_Stored entries_:
....

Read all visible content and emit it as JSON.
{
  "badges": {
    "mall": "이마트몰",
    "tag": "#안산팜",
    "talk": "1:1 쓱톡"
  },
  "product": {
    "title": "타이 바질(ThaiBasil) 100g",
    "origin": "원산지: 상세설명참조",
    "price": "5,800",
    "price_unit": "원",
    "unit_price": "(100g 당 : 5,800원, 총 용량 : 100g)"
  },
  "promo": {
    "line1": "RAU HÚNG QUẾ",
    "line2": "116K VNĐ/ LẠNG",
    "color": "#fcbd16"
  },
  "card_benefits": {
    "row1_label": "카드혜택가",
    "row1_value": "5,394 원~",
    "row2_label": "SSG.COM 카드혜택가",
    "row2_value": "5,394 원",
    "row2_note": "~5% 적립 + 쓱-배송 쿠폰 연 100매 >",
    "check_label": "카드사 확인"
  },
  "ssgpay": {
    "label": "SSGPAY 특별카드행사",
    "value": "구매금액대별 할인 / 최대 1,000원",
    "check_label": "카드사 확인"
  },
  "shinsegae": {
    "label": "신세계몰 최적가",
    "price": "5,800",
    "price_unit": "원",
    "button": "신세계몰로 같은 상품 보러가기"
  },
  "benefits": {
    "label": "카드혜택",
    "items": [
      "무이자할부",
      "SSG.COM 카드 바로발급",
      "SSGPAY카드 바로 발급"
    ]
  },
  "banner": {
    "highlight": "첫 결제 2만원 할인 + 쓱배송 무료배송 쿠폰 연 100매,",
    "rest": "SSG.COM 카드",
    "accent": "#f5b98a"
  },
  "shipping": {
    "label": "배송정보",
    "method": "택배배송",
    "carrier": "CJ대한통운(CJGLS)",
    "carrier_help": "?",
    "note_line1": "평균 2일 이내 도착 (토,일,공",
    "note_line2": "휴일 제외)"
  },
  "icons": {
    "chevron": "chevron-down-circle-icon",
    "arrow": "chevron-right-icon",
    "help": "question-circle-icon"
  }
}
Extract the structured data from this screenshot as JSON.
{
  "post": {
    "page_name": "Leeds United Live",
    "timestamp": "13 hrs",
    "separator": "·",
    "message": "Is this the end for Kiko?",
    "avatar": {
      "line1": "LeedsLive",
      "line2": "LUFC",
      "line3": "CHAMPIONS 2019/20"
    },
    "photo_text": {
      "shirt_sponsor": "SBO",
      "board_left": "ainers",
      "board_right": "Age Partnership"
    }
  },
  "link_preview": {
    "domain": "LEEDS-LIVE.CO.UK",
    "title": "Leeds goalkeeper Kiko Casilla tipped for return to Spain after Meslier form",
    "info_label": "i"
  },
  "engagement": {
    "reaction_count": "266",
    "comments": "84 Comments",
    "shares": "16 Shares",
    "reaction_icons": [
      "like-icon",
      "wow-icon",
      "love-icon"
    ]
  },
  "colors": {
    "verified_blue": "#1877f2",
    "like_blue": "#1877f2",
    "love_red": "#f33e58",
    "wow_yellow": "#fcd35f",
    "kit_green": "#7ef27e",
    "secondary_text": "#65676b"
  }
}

....

_GOAL_: Reproduce the lines word for word, starting at the one holding "Extract the structured" and ending at the final line of the material above.

_EXERCISE RESPONSE_:
Extract the structured data from this screenshot as JSON.
{
  "post": {
    "page_name": "Leeds United Live",
    "timestamp": "13 hrs",
    "separator": "·",
    "message": "Is this the end for Kiko?",
    "avatar": {
      "line1": "LeedsLive",
      "line2": "LUFC",
      "line3": "CHAMPIONS 2019/20"
    },
    "photo_text": {
      "shirt_sponsor": "SBO",
      "board_left": "ainers",
      "board_right": "Age Partnership"
    }
  },
  "link_preview": {
    "domain": "LEEDS-LIVE.CO.UK",
    "title": "Leeds goalkeeper Kiko Casilla tipped for return to Spain after Meslier form",
    "info_label": "i"
  },
  "engagement": {
    "reaction_count": "266",
    "comments": "84 Comments",
    "shares": "16 Shares",
    "reaction_icons": [
      "like-icon",
      "wow-icon",
      "love-icon"
    ]
  },
  "colors": {
    "verified_blue": "#1877f2",
    "like_blue": "#1877f2",
    "love_red": "#f33e58",
    "wow_yellow": "#fcd35f",
    "kit_green": "#7ef27e",
    "secondary_text": "#65676b"
  }
}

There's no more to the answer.